Work to complete >> Copy every line from the first one through the line that contains "data-point [194,174,198,178]", unchanged and with both ends included.

*** Dataset content ***

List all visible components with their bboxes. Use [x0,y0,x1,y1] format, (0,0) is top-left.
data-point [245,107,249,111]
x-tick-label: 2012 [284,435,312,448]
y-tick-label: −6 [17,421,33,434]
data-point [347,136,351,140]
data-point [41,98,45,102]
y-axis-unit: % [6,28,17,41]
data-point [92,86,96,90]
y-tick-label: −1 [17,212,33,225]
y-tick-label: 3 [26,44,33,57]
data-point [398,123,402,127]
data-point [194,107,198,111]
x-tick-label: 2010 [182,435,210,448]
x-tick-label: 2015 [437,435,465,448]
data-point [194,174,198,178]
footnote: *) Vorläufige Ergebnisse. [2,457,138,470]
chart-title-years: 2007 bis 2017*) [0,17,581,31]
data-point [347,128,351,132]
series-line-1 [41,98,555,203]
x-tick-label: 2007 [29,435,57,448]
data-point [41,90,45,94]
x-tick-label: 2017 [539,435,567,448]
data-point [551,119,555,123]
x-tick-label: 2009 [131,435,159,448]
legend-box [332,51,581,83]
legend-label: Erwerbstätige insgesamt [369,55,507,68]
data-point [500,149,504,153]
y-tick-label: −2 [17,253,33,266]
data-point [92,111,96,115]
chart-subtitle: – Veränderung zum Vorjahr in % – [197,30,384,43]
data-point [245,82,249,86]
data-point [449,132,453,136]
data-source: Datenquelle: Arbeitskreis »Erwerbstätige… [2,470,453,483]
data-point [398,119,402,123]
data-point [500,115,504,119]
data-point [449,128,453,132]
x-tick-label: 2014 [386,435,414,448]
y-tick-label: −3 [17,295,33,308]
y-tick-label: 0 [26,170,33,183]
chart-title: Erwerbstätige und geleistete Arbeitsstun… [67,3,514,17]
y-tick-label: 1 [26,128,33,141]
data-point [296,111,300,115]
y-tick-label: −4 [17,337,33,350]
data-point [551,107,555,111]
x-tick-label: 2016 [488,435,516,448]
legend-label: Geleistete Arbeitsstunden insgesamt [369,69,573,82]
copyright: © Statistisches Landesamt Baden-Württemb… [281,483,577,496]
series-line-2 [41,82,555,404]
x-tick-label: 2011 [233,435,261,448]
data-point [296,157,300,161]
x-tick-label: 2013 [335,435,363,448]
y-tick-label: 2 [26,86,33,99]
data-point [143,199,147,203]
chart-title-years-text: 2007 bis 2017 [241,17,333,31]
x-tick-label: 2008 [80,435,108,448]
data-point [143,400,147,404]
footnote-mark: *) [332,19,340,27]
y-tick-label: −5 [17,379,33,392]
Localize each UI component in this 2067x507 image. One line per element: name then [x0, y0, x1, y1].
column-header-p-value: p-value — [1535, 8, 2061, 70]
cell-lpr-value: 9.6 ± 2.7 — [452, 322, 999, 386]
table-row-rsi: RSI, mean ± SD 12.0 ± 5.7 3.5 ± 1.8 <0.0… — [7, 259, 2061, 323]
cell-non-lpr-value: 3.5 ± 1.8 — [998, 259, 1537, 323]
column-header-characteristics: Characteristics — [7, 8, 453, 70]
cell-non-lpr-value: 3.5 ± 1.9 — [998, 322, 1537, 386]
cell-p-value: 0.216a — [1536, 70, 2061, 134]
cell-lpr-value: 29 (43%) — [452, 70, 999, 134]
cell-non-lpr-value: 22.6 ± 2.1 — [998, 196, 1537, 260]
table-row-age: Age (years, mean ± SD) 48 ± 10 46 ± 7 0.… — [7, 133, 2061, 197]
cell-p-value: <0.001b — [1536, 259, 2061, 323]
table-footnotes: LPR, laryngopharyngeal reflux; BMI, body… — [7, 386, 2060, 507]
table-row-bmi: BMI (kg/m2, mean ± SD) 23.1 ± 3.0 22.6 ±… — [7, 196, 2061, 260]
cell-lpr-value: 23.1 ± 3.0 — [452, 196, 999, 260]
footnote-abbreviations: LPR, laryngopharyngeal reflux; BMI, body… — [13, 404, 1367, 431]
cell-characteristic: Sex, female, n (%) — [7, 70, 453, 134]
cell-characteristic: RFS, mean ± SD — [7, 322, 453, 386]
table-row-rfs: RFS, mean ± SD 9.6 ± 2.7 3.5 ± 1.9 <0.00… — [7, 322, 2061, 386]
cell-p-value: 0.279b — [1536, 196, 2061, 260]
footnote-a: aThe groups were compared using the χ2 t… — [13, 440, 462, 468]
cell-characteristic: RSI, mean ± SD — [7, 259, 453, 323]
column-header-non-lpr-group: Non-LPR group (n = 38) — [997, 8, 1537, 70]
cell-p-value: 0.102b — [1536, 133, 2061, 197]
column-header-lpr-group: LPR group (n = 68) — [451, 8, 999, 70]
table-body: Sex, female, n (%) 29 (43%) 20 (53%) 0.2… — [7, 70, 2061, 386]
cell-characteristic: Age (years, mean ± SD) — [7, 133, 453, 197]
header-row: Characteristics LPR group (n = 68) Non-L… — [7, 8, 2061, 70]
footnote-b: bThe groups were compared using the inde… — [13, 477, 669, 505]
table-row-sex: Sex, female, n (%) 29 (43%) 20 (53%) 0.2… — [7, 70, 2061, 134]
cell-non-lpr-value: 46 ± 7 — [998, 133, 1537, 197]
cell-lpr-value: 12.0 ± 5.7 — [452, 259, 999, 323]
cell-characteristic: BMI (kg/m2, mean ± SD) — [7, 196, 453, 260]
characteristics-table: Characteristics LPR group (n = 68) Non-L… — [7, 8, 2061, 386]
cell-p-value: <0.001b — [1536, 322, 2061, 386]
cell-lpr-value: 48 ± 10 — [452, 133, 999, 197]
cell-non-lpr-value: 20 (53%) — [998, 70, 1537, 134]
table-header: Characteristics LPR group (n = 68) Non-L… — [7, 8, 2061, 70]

***

Worked solution >>
List all visible components with their bboxes. Use [x0,y0,x1,y1] format, (0,0) is top-left.
data-point [245,107,249,111]
x-tick-label: 2012 [284,435,312,448]
y-tick-label: −6 [17,421,33,434]
data-point [347,136,351,140]
data-point [41,98,45,102]
y-axis-unit: % [6,28,17,41]
data-point [92,86,96,90]
y-tick-label: −1 [17,212,33,225]
y-tick-label: 3 [26,44,33,57]
data-point [398,123,402,127]
data-point [194,107,198,111]
x-tick-label: 2010 [182,435,210,448]
x-tick-label: 2015 [437,435,465,448]
data-point [194,174,198,178]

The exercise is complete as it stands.